*EXTRACT*:
□ □ □

Growing up in Calgary in the ’70s, some wintry Sunday afternoons we would go to see an movie, usually either in a vacant classroom at the university or at someone’s house.

I preferred the home viewings because that would usually include food as well, and nothing improves a movie like food. It also gave us something to do as the spools were being loaded onto the projector or we were waiting for a film break to the spliced back together.

In those days, we felt like part of an exclusive group, a chosen few who understood the nuances of Rubenesque actresses dancing around trees with their lovers or the unique emotions involved in bursting out into a heart-wrenching song just when the handsome young leading man died. Today, the Bollywood-style Indian movie has become ubiquitous.

You would expect these movies to be popular among the Indian expat population, but it’s more than that. Beginning during the Cold War, Russia imported and enjoyed Hindi movies, dubbed in Russian. The Russians’ favourite was the old actor Raj Kapoor and his movies.

Audiences in West Africa have enjoyed Indian movies for decades as well. Last year, the Bollywood Dance Night at my daughter’s international school in Delhi was predominantly attended by Scandinavian women, who not only knew the songs but the steps as well.

And when I went to Istanbul over the Christmas holidays and was walking through the Grand Bazaar, one of the shopkeepers saw my husband and shouted out “Hey, Shah Rukh Khan!”

SRK may have been the only Indian the shopkeeper knew and he was desperate to sell that carpet, but try telling that to my husband, who now firmly believes that he and SRK are amazingly similar in appearance.

Now Bollywood itself caters to audiences abroad. Actors like SRK and the venerable Amitabh Bachchan have a huge following. Actress Aishwarya Rai is an icon: Her face is not only plastered on giant advertisements for L’Oreal on Toronto’s Yonge Street, but has also graced the cover of Time.

□ □ □

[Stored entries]
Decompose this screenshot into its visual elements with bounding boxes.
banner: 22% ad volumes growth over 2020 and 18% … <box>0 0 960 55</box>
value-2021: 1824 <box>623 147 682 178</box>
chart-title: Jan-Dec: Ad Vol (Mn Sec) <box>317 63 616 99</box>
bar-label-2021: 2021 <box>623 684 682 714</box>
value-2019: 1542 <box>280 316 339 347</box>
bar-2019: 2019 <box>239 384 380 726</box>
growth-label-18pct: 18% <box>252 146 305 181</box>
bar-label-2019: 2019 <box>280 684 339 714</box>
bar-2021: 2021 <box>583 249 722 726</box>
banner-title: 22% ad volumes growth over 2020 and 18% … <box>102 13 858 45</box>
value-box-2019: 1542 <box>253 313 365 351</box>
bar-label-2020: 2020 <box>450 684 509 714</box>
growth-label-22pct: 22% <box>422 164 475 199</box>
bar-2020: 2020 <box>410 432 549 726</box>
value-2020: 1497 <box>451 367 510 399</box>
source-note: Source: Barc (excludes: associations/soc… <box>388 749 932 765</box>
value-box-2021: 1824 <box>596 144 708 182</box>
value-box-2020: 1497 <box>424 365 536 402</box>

□ □ □

Write the next few paragraphs of the piece about Bollywood movies' popularity around the world, picking up after the sentence about Aishwarya Rai's face on the cover of Time.

*WRITTEN RESPONSE*:
Bollywood movies open abroad at the same time as they open in India. Once last year, during a phone call to my parents in Calgary, when I suggested a recently released movie they should see, they said they had just seen it that afternoon. On Feb 15, the film Jodhaa Akbar was released simultaneously in 26 countries. What is it that makes the Bollywood movie so attractive to so many people?

It may be the tuneful songs, with the singable lyrics. It may be the great dancing with a cast of hundreds, reminiscent of the days of the Fred Astaire and Ginger Rogers musicals. It may be the lack of explicit sexual content — there may be a lot of breast heaving and thrusting, but heaven forbid kissing.

It may be the lack of real violence — most is of the Road Runner and Coyote variety where the characters keep jumping up despite receiving repeated bops on the head. It may be the easy-to-understand plots, of which some critics say there are only five.

Or it may be just the pure fantasy it offers, showing beautiful people wearing beautiful clothes living in grand homes; families maintaining traditions (though they initially dance in miniskirts in the rain, the women always get married in saris with their head coyly covered), all usually culminating in a happy ending.

So if you find yourself at home, looking for a happy ending to a cold and blustery day, you may wish to rent a good Bollywood movie and serve it up with hot samosas and mint chutney.  And who knows? You may find yourself dancing around your coffee table, in pursuit of your own Aishwarya or SRK look-alike.